◆ **EXERCISE BRIEF**
Reproduce the whole listing, character for character.
──────── RECORDS SUPPLIED ────────
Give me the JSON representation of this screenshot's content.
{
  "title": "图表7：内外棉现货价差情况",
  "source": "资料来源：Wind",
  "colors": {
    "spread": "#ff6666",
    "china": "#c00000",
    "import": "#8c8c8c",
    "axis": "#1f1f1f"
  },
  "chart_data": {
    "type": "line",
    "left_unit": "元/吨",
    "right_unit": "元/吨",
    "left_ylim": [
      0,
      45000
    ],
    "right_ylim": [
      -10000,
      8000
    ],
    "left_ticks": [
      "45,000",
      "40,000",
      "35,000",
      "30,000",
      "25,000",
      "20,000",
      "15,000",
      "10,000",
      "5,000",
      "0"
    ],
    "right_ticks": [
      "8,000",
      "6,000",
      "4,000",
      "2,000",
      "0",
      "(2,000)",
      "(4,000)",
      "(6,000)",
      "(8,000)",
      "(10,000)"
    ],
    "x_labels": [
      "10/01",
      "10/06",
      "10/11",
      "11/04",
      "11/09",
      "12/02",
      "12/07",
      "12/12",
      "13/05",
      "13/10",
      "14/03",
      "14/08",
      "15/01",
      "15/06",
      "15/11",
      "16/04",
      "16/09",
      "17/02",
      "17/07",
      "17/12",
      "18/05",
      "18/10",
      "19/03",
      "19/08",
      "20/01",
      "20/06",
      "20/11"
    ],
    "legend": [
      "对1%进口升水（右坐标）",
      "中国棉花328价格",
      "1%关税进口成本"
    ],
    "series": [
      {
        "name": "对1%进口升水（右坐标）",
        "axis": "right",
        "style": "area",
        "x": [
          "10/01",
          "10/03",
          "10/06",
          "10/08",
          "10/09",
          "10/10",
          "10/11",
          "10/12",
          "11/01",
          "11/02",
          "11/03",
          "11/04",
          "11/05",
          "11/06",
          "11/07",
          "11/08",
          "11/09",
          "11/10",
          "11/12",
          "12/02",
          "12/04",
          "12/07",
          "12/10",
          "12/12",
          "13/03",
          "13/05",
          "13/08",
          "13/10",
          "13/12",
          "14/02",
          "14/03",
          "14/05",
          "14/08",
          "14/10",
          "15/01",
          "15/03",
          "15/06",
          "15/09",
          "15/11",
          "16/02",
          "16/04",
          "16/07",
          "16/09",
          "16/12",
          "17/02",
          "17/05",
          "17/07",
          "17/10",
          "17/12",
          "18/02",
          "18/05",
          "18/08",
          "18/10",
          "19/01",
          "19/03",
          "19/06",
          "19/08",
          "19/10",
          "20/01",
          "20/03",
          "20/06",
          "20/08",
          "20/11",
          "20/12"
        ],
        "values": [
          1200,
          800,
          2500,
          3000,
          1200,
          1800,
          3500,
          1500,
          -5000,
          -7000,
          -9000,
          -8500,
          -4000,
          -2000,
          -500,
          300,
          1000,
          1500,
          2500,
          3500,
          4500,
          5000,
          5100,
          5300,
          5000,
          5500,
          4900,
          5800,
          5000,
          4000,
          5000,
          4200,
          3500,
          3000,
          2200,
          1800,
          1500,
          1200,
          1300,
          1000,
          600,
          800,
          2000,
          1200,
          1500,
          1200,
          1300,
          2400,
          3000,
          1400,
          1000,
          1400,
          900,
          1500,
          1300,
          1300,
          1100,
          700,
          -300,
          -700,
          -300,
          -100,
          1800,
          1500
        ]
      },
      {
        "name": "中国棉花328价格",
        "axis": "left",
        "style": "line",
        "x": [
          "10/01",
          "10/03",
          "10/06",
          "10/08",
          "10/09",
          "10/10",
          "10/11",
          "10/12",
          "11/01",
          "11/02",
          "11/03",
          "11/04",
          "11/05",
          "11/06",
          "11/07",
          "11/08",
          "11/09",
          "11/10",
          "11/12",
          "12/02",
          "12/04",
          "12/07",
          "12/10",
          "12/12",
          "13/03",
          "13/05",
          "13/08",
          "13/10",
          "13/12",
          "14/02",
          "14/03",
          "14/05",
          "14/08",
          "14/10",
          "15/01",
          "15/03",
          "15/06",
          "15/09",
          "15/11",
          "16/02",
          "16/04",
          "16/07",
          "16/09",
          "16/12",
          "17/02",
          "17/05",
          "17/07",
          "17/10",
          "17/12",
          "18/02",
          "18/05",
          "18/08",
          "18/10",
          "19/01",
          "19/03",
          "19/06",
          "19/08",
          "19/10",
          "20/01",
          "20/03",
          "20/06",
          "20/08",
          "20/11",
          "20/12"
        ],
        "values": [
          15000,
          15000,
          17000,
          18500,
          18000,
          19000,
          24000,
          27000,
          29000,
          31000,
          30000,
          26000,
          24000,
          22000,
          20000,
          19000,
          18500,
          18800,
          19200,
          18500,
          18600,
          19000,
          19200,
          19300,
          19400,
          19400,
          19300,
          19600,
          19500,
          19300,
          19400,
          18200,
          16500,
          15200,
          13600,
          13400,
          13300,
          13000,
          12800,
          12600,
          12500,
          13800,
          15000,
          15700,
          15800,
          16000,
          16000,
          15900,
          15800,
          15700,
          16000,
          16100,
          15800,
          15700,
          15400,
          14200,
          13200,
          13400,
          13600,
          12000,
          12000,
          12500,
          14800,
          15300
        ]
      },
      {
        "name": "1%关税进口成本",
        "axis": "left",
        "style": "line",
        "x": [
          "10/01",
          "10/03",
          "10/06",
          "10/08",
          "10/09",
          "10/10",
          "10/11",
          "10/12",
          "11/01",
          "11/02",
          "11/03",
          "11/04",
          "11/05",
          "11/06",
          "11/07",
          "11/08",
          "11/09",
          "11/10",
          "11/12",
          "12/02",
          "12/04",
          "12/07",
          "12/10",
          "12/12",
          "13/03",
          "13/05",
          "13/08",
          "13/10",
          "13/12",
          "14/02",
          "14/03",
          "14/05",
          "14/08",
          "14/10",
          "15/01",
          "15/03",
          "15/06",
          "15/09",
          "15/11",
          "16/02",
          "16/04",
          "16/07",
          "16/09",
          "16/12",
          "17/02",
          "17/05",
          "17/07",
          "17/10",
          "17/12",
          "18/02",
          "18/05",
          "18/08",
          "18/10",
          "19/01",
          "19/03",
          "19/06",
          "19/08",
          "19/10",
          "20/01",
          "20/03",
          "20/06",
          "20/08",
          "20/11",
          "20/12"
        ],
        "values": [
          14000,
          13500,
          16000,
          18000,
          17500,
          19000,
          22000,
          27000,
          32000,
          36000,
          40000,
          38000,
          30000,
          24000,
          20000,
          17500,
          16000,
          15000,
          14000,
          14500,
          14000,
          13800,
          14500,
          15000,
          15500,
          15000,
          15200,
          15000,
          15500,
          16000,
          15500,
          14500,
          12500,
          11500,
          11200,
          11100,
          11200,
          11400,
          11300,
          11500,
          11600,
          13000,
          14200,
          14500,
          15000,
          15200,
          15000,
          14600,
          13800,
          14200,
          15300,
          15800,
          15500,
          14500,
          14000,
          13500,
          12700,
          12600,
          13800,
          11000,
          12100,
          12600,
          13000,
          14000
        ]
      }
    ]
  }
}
────────
◆ **THE SOLUTION**
Give me the JSON representation of this screenshot's content.
{
  "title": "图表7：内外棉现货价差情况",
  "source": "资料来源：Wind",
  "colors": {
    "spread": "#ff6666",
    "china": "#c00000",
    "import": "#8c8c8c",
    "axis": "#1f1f1f"
  },
  "chart_data": {
    "type": "line",
    "left_unit": "元/吨",
    "right_unit": "元/吨",
    "left_ylim": [
      0,
      45000
    ],
    "right_ylim": [
      -10000,
      8000
    ],
    "left_ticks": [
      "45,000",
      "40,000",
      "35,000",
      "30,000",
      "25,000",
      "20,000",
      "15,000",
      "10,000",
      "5,000",
      "0"
    ],
    "right_ticks": [
      "8,000",
      "6,000",
      "4,000",
      "2,000",
      "0",
      "(2,000)",
      "(4,000)",
      "(6,000)",
      "(8,000)",
      "(10,000)"
    ],
    "x_labels": [
      "10/01",
      "10/06",
      "10/11",
      "11/04",
      "11/09",
      "12/02",
      "12/07",
      "12/12",
      "13/05",
      "13/10",
      "14/03",
      "14/08",
      "15/01",
      "15/06",
      "15/11",
      "16/04",
      "16/09",
      "17/02",
      "17/07",
      "17/12",
      "18/05",
      "18/10",
      "19/03",
      "19/08",
      "20/01",
      "20/06",
      "20/11"
    ],
    "legend": [
      "对1%进口升水（右坐标）",
      "中国棉花328价格",
      "1%关税进口成本"
    ],
    "series": [
      {
        "name": "对1%进口升水（右坐标）",
        "axis": "right",
        "style": "area",
        "x": [
          "10/01",
          "10/03",
          "10/06",
          "10/08",
          "10/09",
          "10/10",
          "10/11",
          "10/12",
          "11/01",
          "11/02",
          "11/03",
          "11/04",
          "11/05",
          "11/06",
          "11/07",
          "11/08",
          "11/09",
          "11/10",
          "11/12",
          "12/02",
          "12/04",
          "12/07",
          "12/10",
          "12/12",
          "13/03",
          "13/05",
          "13/08",
          "13/10",
          "13/12",
          "14/02",
          "14/03",
          "14/05",
          "14/08",
          "14/10",
          "15/01",
          "15/03",
          "15/06",
          "15/09",
          "15/11",
          "16/02",
          "16/04",
          "16/07",
          "16/09",
          "16/12",
          "17/02",
          "17/05",
          "17/07",
          "17/10",
          "17/12",
          "18/02",
          "18/05",
          "18/08",
          "18/10",
          "19/01",
          "19/03",
          "19/06",
          "19/08",
          "19/10",
          "20/01",
          "20/03",
          "20/06",
          "20/08",
          "20/11",
          "20/12"
        ],
        "values": [
          1200,
          800,
          2500,
          3000,
          1200,
          1800,
          3500,
          1500,
          -5000,
          -7000,
          -9000,
          -8500,
          -4000,
          -2000,
          -500,
          300,
          1000,
          1500,
          2500,
          3500,
          4500,
          5000,
          5100,
          5300,
          5000,
          5500,
          4900,
          5800,
          5000,
          4000,
          5000,
          4200,
          3500,
          3000,
          2200,
          1800,
          1500,
          1200,
          1300,
          1000,
          600,
          800,
          2000,
          1200,
          1500,
          1200,
          1300,
          2400,
          3000,
          1400,
          1000,
          1400,
          900,
          1500,
          1300,
          1300,
          1100,
          700,
          -300,
          -700,
          -300,
          -100,
          1800,
          1500
        ]
      },
      {
        "name": "中国棉花328价格",
        "axis": "left",
        "style": "line",
        "x": [
          "10/01",
          "10/03",
          "10/06",
          "10/08",
          "10/09",
          "10/10",
          "10/11",
          "10/12",
          "11/01",
          "11/02",
          "11/03",
          "11/04",
          "11/05",
          "11/06",
          "11/07",
          "11/08",
          "11/09",
          "11/10",
          "11/12",
          "12/02",
          "12/04",
          "12/07",
          "12/10",
          "12/12",
          "13/03",
          "13/05",
          "13/08",
          "13/10",
          "13/12",
          "14/02",
          "14/03",
          "14/05",
          "14/08",
          "14/10",
          "15/01",
          "15/03",
          "15/06",
          "15/09",
          "15/11",
          "16/02",
          "16/04",
          "16/07",
          "16/09",
          "16/12",
          "17/02",
          "17/05",
          "17/07",
          "17/10",
          "17/12",
          "18/02",
          "18/05",
          "18/08",
          "18/10",
          "19/01",
          "19/03",
          "19/06",
          "19/08",
          "19/10",
          "20/01",
          "20/03",
          "20/06",
          "20/08",
          "20/11",
          "20/12"
        ],
        "values": [
          15000,
          15000,
          17000,
          18500,
          18000,
          19000,
          24000,
          27000,
          29000,
          31000,
          30000,
          26000,
          24000,
          22000,
          20000,
          19000,
          18500,
          18800,
          19200,
          18500,
          18600,
          19000,
          19200,
          19300,
          19400,
          19400,
          19300,
          19600,
          19500,
          19300,
          19400,
          18200,
          16500,
          15200,
          13600,
          13400,
          13300,
          13000,
          12800,
          12600,
          12500,
          13800,
          15000,
          15700,
          15800,
          16000,
          16000,
          15900,
          15800,
          15700,
          16000,
          16100,
          15800,
          15700,
          15400,
          14200,
          13200,
          13400,
          13600,
          12000,
          12000,
          12500,
          14800,
          15300
        ]
      },
      {
        "name": "1%关税进口成本",
        "axis": "left",
        "style": "line",
        "x": [
          "10/01",
          "10/03",
          "10/06",
          "10/08",
          "10/09",
          "10/10",
          "10/11",
          "10/12",
          "11/01",
          "11/02",
          "11/03",
          "11/04",
          "11/05",
          "11/06",
          "11/07",
          "11/08",
          "11/09",
          "11/10",
          "11/12",
          "12/02",
          "12/04",
          "12/07",
          "12/10",
          "12/12",
          "13/03",
          "13/05",
          "13/08",
          "13/10",
          "13/12",
          "14/02",
          "14/03",
          "14/05",
          "14/08",
          "14/10",
          "15/01",
          "15/03",
          "15/06",
          "15/09",
          "15/11",
          "16/02",
          "16/04",
          "16/07",
          "16/09",
          "16/12",
          "17/02",
          "17/05",
          "17/07",
          "17/10",
          "17/12",
          "18/02",
          "18/05",
          "18/08",
          "18/10",
          "19/01",
          "19/03",
          "19/06",
          "19/08",
          "19/10",
          "20/01",
          "20/03",
          "20/06",
          "20/08",
          "20/11",
          "20/12"
        ],
        "values": [
          14000,
          13500,
          16000,
          18000,
          17500,
          19000,
          22000,
          27000,
          32000,
          36000,
          40000,
          38000,
          30000,
          24000,
          20000,
          17500,
          16000,
          15000,
          14000,
          14500,
          14000,
          13800,
          14500,
          15000,
          15500,
          15000,
          15200,
          15000,
          15500,
          16000,
          15500,
          14500,
          12500,
          11500,
          11200,
          11100,
          11200,
          11400,
          11300,
          11500,
          11600,
          13000,
          14200,
          14500,
          15000,
          15200,
          15000,
          14600,
          13800,
          14200,
          15300,
          15800,
          15500,
          14500,
          14000,
          13500,
          12700,
          12600,
          13800,
          11000,
          12100,
          12600,
          13000,
          14000
        ]
      }
    ]
  }
}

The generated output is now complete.